##### Passage retenu #####

Dans leur première interview avec des journalistes occidentaux depuis qu’ils ont pris le pouvoir en Afghanistan, les talibans ont affirmé qu’ils cherchaient un nouveau départ: «Nous voulons construire l’avenir et oublier ce qui s’est produit dans le passé», a déclaré au New York Times le porte-parole des talibans, Sabiullah Mujahid.
Celui-ci rejette certaines allégations largement répandues qui reposent sur leurs actions d’il y a vingt ans, alors qu’ils étaient au pouvoir. Les talibans ne seraient pas en train de punir leurs opposants, ni de réintroduire l’assujettissement des femmes, affirme-t-il.
Lors d’une conférence de presse mardi, il a toutefois conseillé aux femmes de rester chez elles pour l’instant, admettant ainsi qu’elles ne sont pas en sécurité en présence des forces talibanes. «Nous voulons faire en sorte que les femmes n’aient pas à s’inquiéter, a déclaré Sabiullah Mujahid, c’est pourquoi nous leur demandons de ne pas se rendre au travail avant que la situation les concernant ne se normalise.»
Les talibans exhortent les fonctionnaires à la collaboration
La situation s’est largement calmée dans le pays, à l’exception des alentours de l’aéroport de Kaboul. Les Américains effectuent leurs derniers vols d’évacuation avant que les troupes ne se retirent complètement d’ici le 31 août. Environ 500 citoyens américains tentent toujours de se rendre à l’aéroport. Selon le département d’État américain, environ 1000 Américains ont décidé de rester dans le pays. Les talibans affirment avoir fermé toutes les routes d’accès en direction de l’aéroport dans la nuit de jeudi à vendredi. Seuls les étrangers et les Afghans accompagnés d’un étranger sont autorisés à passer.

##### Extrait de données #####

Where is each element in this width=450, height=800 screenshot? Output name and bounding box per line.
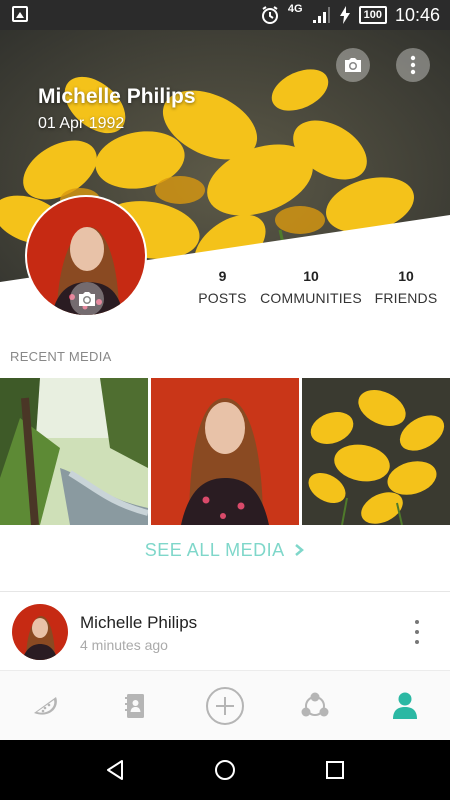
watermelon-icon [34,696,57,715]
tab-contacts[interactable] [90,671,180,740]
profile-name: Michelle Philips [38,85,196,108]
profile-icon [393,692,417,719]
back-button[interactable] [95,750,135,790]
media-grid [0,378,450,525]
stat-communities[interactable]: 10 COMMUNITIES [260,268,362,306]
bottom-tab-bar [0,670,450,740]
communities-count: 10 [303,268,319,284]
posts-count: 9 [218,268,227,284]
home-circle-icon [215,760,235,780]
tab-profile[interactable] [360,671,450,740]
battery-level: 100 [358,6,387,24]
contacts-book-icon [125,693,144,718]
post-more-button[interactable] [412,620,422,644]
stat-friends[interactable]: 10 FRIENDS [370,268,442,306]
system-nav-bar [0,740,450,800]
camera-icon [79,292,95,306]
home-button[interactable] [205,750,245,790]
recents-square-icon [326,761,344,779]
chevron-right-icon [295,544,305,556]
media-thumb[interactable] [151,378,299,525]
clock: 10:46 [394,4,440,25]
post-author-name[interactable]: Michelle Philips [80,613,197,633]
tab-feed[interactable] [0,671,90,740]
recent-media-title: RECENT MEDIA [10,349,112,364]
tab-communities[interactable] [270,671,360,740]
camera-icon [345,58,361,72]
more-options-button[interactable] [396,48,430,82]
media-thumb[interactable] [302,378,450,525]
posts-label: POSTS [198,290,247,306]
stat-posts[interactable]: 9 POSTS [195,268,250,306]
image-notification-icon [12,6,28,22]
profile-date: 01 Apr 1992 [38,115,125,132]
post-author-avatar[interactable] [12,604,68,660]
alarm-icon [260,5,280,25]
profile-stats: 9 POSTS 10 COMMUNITIES 10 FRIENDS [195,268,445,308]
back-triangle-icon [107,760,123,780]
status-bar: 4G 100 10:46 [0,0,450,30]
add-circle-icon [206,686,244,725]
see-all-media-label: SEE ALL MEDIA [144,540,284,560]
friends-label: FRIENDS [374,290,438,306]
media-thumb[interactable] [0,378,148,525]
network-type: 4G [287,3,303,15]
friends-count: 10 [398,268,414,284]
tab-add[interactable] [180,671,270,740]
divider [0,591,450,592]
see-all-media-link[interactable]: SEE ALL MEDIA [0,540,450,561]
change-cover-button[interactable] [336,48,370,82]
recents-button[interactable] [315,750,355,790]
post-timestamp: 4 minutes ago [80,637,168,653]
charging-icon [339,5,351,25]
signal-icon [311,5,331,25]
status-right: 4G 100 10:46 [260,0,440,30]
communities-label: COMMUNITIES [260,290,362,306]
communities-icon [301,692,329,716]
more-vertical-icon [410,55,416,75]
change-avatar-button[interactable] [70,282,104,316]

#####

**Tâches à réaliser**
1/ Relevez tous les jours de la semaine mentionnés dans le passage sur les talibans.
2/ Recopiez le passage sur les talibans à partir de « Celui-ci rejette certaines » jusqu’à « des femmes, affirme-t-il. » inclus.

**Réponses aux tâches**
1/ mardi, jeudi, vendredi

2/
Celui-ci rejette certaines allégations largement répandues qui reposent sur leurs actions d’il y a vingt ans, alors qu’ils étaient au pouvoir. Les talibans ne seraient pas en train de punir leurs opposants, ni de réintroduire l’assujettissement des femmes, affirme-t-il.